*OBJECTIVE:*
Identify the lines containing the word "актов". Copy each one.

*Dataset rows:*
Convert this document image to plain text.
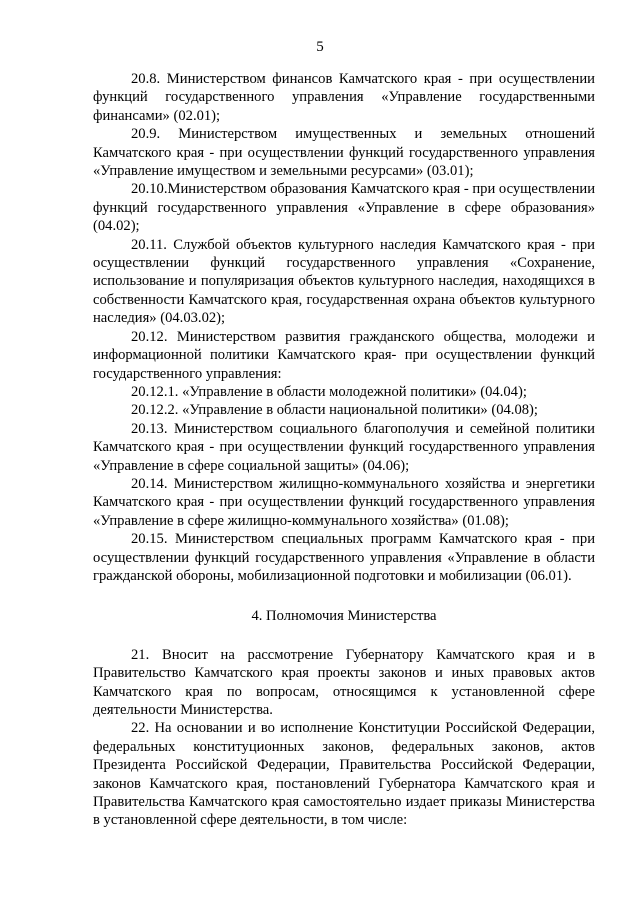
5

20.8. Министерством финансов Камчатского края - при осуществлении функций государственного управления «Управление государственными финансами» (02.01);

20.9. Министерством имущественных и земельных отношений Камчатского края - при осуществлении функций государственного управления «Управление имуществом и земельными ресурсами» (03.01);

20.10.Министерством образования Камчатского края - при осуществлении функций государственного управления «Управление в сфере образования» (04.02);

20.11. Службой объектов культурного наследия Камчатского края - при осуществлении функций государственного управления «Сохранение, использование и популяризация объектов культурного наследия, находящихся в собственности Камчатского края, государственная охрана объектов культурного наследия» (04.03.02);

20.12. Министерством развития гражданского общества, молодежи и информационной политики Камчатского края- при осуществлении функций государственного управления:

20.12.1. «Управление в области молодежной политики» (04.04);

20.12.2. «Управление в области национальной политики» (04.08);

20.13. Министерством социального благополучия и семейной политики Камчатского края - при осуществлении функций государственного управления «Управление в сфере социальной защиты» (04.06);

20.14. Министерством жилищно-коммунального хозяйства и энергетики Камчатского края - при осуществлении функций государственного управления «Управление в сфере жилищно-коммунального хозяйства» (01.08);

20.15. Министерством специальных программ Камчатского края - при осуществлении функций государственного управления «Управление в области гражданской обороны, мобилизационной подготовки и мобилизации (06.01).

4. Полномочия Министерства

21. Вносит на рассмотрение Губернатору Камчатского края и в Правительство Камчатского края проекты законов и иных правовых актов Камчатского края по вопросам, относящимся к установленной сфере деятельности Министерства.

22. На основании и во исполнение Конституции Российской Федерации, федеральных конституционных законов, федеральных законов, актов Президента Российской Федерации, Правительства Российской Федерации, законов Камчатского края, постановлений Губернатора Камчатского края и Правительства Камчатского края самостоятельно издает приказы Министерства в установленной сфере деятельности, в том числе:
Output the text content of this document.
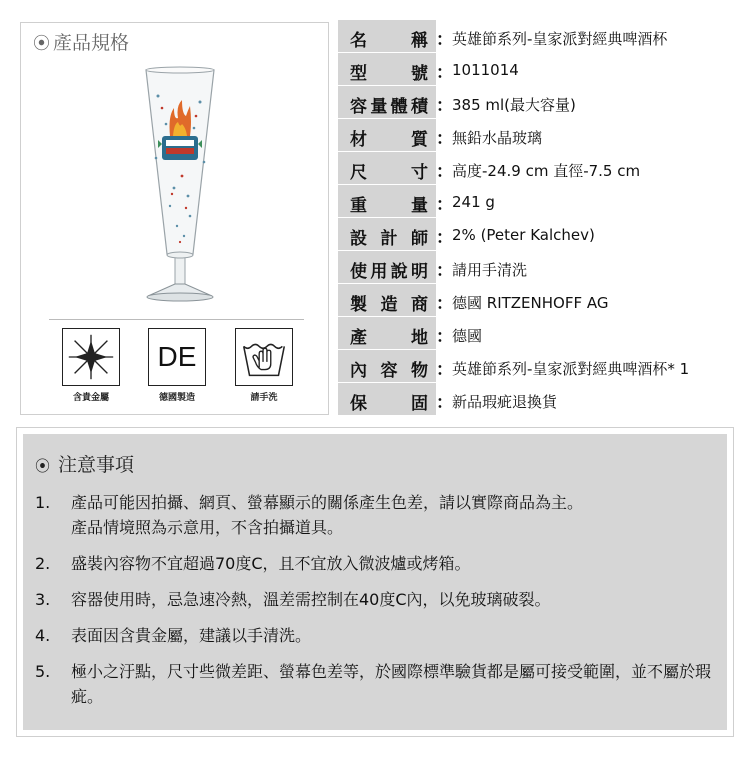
⦿ 產品規格
含貴金屬
DE
德國製造	請手洗
名	稱 ： 英雄節系列-皇家派對經典啤酒杯
型	號 ： 1011014
容 量 體 積 ： 385 ml(最大容量)
材	質 ： 無鉛水晶玻璃
尺	寸 ： 高度-24.9 cm 直徑-7.5 cm
重	量 ： 241 g
設 計 師 ： 2% (Peter Kalchev)
使 用 說 明 ： 請用手清洗
製 造 商 ： 德國 RITZENHOFF AG
產	地 ： 德國
內 容 物 ： 英雄節系列-皇家派對經典啤酒杯* 1
保	固 ： 新品瑕疵退換貨
⦿ 注意事項
1. 產品可能因拍攝、網頁、螢幕顯示的關係產生色差，請以實際商品為主。
產品情境照為示意用，不含拍攝道具。
2. 盛裝內容物不宜超過70度C，且不宜放入微波爐或烤箱。
3. 容器使用時，忌急速冷熱，溫差需控制在40度C內，以免玻璃破裂。
4. 表面因含貴金屬，建議以手清洗。
5. 極小之汙點，尺寸些微差距、螢幕色差等，於國際標準驗貨都是屬可接受範圍，並不屬於瑕疵。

*WRITTEN RESPONSE:*
21. Вносит на рассмотрение Губернатору Камчатского края и в Правительство Камчатского края проекты законов и иных правовых актов Камчатского края по вопросам, относящимся к установленной сфере деятельности Министерства.
22. На основании и во исполнение Конституции Российской Федерации, федеральных конституционных законов, федеральных законов, актов Президента Российской Федерации, Правительства Российской Федерации, законов Камчатского края, постановлений Губернатора Камчатского края и Правительства Камчатского края самостоятельно издает приказы Министерства в установленной сфере деятельности, в том числе:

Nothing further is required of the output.